• [Exercise prompt] Identify the lines containing the word "Accidents". Copy each one.

• [Source data]

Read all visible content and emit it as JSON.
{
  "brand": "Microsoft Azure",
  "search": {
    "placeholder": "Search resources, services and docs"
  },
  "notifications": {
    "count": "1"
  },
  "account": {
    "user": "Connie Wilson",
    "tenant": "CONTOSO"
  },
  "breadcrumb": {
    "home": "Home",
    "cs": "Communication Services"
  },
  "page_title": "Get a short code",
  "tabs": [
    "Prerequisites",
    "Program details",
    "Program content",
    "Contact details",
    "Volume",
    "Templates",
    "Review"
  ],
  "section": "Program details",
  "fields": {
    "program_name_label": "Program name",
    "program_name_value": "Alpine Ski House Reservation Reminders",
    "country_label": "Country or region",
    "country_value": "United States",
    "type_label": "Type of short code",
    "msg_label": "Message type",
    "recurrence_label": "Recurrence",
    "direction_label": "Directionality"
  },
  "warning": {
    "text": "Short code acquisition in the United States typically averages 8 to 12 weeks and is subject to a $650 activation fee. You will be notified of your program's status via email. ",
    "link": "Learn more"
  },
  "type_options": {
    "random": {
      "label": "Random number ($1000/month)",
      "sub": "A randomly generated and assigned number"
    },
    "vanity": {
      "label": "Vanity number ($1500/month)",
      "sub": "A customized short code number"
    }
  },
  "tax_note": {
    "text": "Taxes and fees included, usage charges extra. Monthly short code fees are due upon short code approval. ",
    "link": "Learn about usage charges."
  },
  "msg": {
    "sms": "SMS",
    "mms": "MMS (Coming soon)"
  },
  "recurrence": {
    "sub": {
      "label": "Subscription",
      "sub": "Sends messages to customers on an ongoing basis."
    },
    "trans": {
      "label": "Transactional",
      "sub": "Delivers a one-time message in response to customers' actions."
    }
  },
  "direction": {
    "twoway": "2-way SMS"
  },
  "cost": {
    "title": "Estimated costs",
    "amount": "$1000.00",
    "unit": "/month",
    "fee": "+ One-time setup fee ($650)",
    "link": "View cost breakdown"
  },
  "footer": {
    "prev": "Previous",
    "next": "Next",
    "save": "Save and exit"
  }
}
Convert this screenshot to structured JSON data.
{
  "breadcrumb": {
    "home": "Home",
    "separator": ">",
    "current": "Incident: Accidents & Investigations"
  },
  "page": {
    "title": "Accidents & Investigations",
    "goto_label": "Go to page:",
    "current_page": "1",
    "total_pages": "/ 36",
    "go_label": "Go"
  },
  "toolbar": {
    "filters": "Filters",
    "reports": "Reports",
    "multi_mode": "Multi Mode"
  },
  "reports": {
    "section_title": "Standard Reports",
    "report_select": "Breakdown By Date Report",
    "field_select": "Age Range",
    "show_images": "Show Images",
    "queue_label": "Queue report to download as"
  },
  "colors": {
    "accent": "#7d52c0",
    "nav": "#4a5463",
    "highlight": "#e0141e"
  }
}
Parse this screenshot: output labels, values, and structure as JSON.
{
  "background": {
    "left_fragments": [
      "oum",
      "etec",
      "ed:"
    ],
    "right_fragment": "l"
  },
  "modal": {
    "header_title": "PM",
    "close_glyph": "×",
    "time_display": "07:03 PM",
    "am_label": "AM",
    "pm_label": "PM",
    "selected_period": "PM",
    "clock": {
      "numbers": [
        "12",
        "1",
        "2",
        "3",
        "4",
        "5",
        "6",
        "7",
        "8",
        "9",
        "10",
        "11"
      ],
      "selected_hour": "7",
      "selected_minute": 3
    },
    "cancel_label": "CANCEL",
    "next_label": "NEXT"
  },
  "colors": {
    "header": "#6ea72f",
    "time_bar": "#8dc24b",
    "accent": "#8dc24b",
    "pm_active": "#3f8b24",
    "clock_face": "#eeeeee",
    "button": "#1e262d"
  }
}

• [Answer in full]
    "current": "Incident: Accidents & Investigations"
    "title": "Accidents & Investigations",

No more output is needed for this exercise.